** Begin **

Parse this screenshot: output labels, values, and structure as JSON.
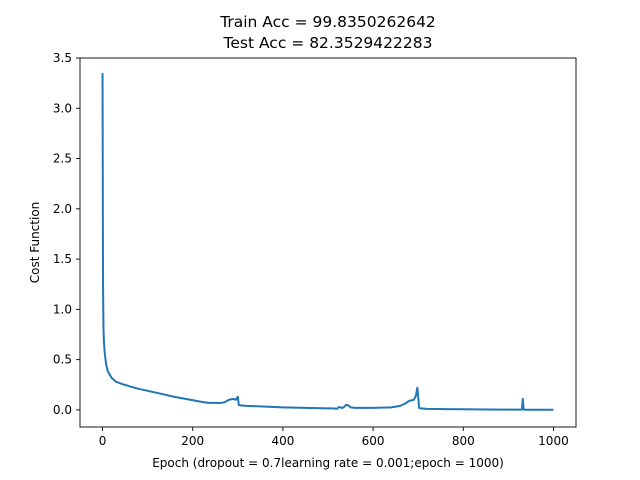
{
  "chart_data": {
    "type": "line",
    "title_lines": [
      "Train Acc = 99.8350262642",
      "Test Acc = 82.3529422283"
    ],
    "xlabel": "Epoch (dropout = 0.7learning rate = 0.001;epoch = 1000)",
    "ylabel": "Cost Function",
    "xlim": [
      -50,
      1050
    ],
    "ylim": [
      -0.17,
      3.5
    ],
    "x_ticks": [
      0,
      200,
      400,
      600,
      800,
      1000
    ],
    "x_tick_labels": [
      "0",
      "200",
      "400",
      "600",
      "800",
      "1000"
    ],
    "y_ticks": [
      0.0,
      0.5,
      1.0,
      1.5,
      2.0,
      2.5,
      3.0,
      3.5
    ],
    "y_tick_labels": [
      "0.0",
      "0.5",
      "1.0",
      "1.5",
      "2.0",
      "2.5",
      "3.0",
      "3.5"
    ],
    "grid": false,
    "line_color": "#1f77b4",
    "series": [
      {
        "x": [
          0,
          1,
          2,
          3,
          5,
          8,
          12,
          20,
          30,
          45,
          60,
          80,
          100,
          130,
          160,
          190,
          220,
          235,
          250,
          260,
          270,
          280,
          290,
          295,
          300,
          302,
          305,
          320,
          350,
          400,
          450,
          500,
          510,
          520,
          525,
          530,
          535,
          540,
          545,
          550,
          560,
          600,
          640,
          660,
          670,
          680,
          690,
          695,
          698,
          700,
          702,
          705,
          720,
          760,
          800,
          850,
          900,
          930,
          932,
          933,
          934,
          936,
          940,
          960,
          1000
        ],
        "y": [
          3.35,
          1.3,
          0.82,
          0.68,
          0.56,
          0.45,
          0.38,
          0.32,
          0.28,
          0.255,
          0.235,
          0.21,
          0.19,
          0.16,
          0.13,
          0.105,
          0.08,
          0.07,
          0.07,
          0.068,
          0.075,
          0.1,
          0.11,
          0.1,
          0.13,
          0.05,
          0.045,
          0.04,
          0.035,
          0.025,
          0.02,
          0.015,
          0.015,
          0.012,
          0.03,
          0.02,
          0.025,
          0.05,
          0.045,
          0.025,
          0.02,
          0.02,
          0.025,
          0.04,
          0.06,
          0.09,
          0.1,
          0.14,
          0.22,
          0.14,
          0.02,
          0.015,
          0.01,
          0.008,
          0.006,
          0.004,
          0.003,
          0.003,
          0.11,
          0.05,
          0.005,
          0.003,
          0.002,
          0.002,
          0.001
        ]
      }
    ]
  }
}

** End **

WHAT THE TASK ASKS — The listing above must be printed again exactly, minus its pictures.

FINAL RESULT —
Parse this screenshot: output labels, values, and structure as JSON.
{
  "chart_data": {
    "type": "line",
    "title_lines": [
      "Train Acc = 99.8350262642",
      "Test Acc = 82.3529422283"
    ],
    "xlabel": "Epoch (dropout = 0.7learning rate = 0.001;epoch = 1000)",
    "ylabel": "Cost Function",
    "xlim": [
      -50,
      1050
    ],
    "ylim": [
      -0.17,
      3.5
    ],
    "x_ticks": [
      0,
      200,
      400,
      600,
      800,
      1000
    ],
    "x_tick_labels": [
      "0",
      "200",
      "400",
      "600",
      "800",
      "1000"
    ],
    "y_ticks": [
      0.0,
      0.5,
      1.0,
      1.5,
      2.0,
      2.5,
      3.0,
      3.5
    ],
    "y_tick_labels": [
      "0.0",
      "0.5",
      "1.0",
      "1.5",
      "2.0",
      "2.5",
      "3.0",
      "3.5"
    ],
    "grid": false,
    "line_color": "#1f77b4",
    "series": [
      {
        "x": [
          0,
          1,
          2,
          3,
          5,
          8,
          12,
          20,
          30,
          45,
          60,
          80,
          100,
          130,
          160,
          190,
          220,
          235,
          250,
          260,
          270,
          280,
          290,
          295,
          300,
          302,
          305,
          320,
          350,
          400,
          450,
          500,
          510,
          520,
          525,
          530,
          535,
          540,
          545,
          550,
          560,
          600,
          640,
          660,
          670,
          680,
          690,
          695,
          698,
          700,
          702,
          705,
          720,
          760,
          800,
          850,
          900,
          930,
          932,
          933,
          934,
          936,
          940,
          960,
          1000
        ],
        "y": [
          3.35,
          1.3,
          0.82,
          0.68,
          0.56,
          0.45,
          0.38,
          0.32,
          0.28,
          0.255,
          0.235,
          0.21,
          0.19,
          0.16,
          0.13,
          0.105,
          0.08,
          0.07,
          0.07,
          0.068,
          0.075,
          0.1,
          0.11,
          0.1,
          0.13,
          0.05,
          0.045,
          0.04,
          0.035,
          0.025,
          0.02,
          0.015,
          0.015,
          0.012,
          0.03,
          0.02,
          0.025,
          0.05,
          0.045,
          0.025,
          0.02,
          0.02,
          0.025,
          0.04,
          0.06,
          0.09,
          0.1,
          0.14,
          0.22,
          0.14,
          0.02,
          0.015,
          0.01,
          0.008,
          0.006,
          0.004,
          0.003,
          0.003,
          0.11,
          0.05,
          0.005,
          0.003,
          0.002,
          0.002,
          0.001
        ]
      }
    ]
  }
}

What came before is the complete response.